_THE TASK:_ Each line of the material below that holds the word "ســلطة" needs to be copied.

_ENTRIES SUPPLIED:_
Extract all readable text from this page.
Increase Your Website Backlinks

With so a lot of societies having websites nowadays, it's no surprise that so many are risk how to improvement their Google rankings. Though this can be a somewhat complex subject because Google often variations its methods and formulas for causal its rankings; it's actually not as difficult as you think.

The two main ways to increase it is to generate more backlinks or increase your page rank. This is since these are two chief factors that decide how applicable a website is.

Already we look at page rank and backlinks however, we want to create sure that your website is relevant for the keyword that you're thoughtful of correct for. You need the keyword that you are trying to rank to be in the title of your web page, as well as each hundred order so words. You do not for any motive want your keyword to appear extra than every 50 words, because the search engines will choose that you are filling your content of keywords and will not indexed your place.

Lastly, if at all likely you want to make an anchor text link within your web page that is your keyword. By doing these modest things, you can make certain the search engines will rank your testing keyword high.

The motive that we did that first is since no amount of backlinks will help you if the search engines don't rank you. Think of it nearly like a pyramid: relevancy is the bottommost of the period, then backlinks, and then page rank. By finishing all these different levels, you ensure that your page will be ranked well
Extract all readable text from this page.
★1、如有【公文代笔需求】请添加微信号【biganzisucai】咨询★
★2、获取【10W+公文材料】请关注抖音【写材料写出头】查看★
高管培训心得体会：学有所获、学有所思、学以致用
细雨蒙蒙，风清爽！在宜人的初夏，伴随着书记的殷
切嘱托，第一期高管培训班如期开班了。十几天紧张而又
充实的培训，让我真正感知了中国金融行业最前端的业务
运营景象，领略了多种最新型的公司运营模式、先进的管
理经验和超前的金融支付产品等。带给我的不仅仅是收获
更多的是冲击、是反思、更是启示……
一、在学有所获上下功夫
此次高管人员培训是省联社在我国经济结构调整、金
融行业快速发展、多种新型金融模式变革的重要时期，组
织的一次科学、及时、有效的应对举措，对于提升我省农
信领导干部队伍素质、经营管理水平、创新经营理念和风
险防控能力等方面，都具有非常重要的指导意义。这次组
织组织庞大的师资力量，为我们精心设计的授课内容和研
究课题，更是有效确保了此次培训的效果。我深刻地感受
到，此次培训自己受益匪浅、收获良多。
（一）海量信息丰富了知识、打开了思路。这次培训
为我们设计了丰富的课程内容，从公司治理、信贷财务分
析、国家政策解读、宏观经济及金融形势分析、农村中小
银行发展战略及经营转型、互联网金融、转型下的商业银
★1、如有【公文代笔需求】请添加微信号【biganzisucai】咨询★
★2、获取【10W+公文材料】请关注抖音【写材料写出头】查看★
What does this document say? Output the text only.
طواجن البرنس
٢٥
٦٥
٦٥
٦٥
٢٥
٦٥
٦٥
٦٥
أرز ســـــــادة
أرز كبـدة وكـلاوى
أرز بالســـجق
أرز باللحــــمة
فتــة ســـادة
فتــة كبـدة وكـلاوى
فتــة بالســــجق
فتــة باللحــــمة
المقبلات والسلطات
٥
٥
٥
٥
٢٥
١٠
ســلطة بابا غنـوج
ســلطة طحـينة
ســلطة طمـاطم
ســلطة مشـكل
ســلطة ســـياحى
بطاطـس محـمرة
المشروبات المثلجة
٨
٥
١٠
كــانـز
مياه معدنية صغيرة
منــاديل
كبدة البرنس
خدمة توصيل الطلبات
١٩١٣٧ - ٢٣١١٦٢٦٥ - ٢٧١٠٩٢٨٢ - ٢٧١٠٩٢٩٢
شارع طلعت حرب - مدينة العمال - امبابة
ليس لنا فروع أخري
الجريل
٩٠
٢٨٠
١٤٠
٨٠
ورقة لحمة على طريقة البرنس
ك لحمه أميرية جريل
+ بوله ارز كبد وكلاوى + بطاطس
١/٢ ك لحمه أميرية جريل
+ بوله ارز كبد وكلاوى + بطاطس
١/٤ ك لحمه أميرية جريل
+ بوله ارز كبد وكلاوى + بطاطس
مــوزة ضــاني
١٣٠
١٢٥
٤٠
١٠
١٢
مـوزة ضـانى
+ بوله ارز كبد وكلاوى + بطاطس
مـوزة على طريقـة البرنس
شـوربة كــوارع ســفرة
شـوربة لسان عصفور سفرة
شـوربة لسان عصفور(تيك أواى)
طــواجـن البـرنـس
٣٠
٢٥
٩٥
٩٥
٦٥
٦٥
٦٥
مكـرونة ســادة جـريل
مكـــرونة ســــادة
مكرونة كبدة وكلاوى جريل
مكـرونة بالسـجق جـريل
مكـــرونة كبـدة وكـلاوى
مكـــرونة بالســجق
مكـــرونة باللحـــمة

_FINISHED TASK:_
ســلطة بابا غنـوج
ســلطة طحـينة
ســلطة طمـاطم
ســلطة مشـكل
ســلطة ســـياحى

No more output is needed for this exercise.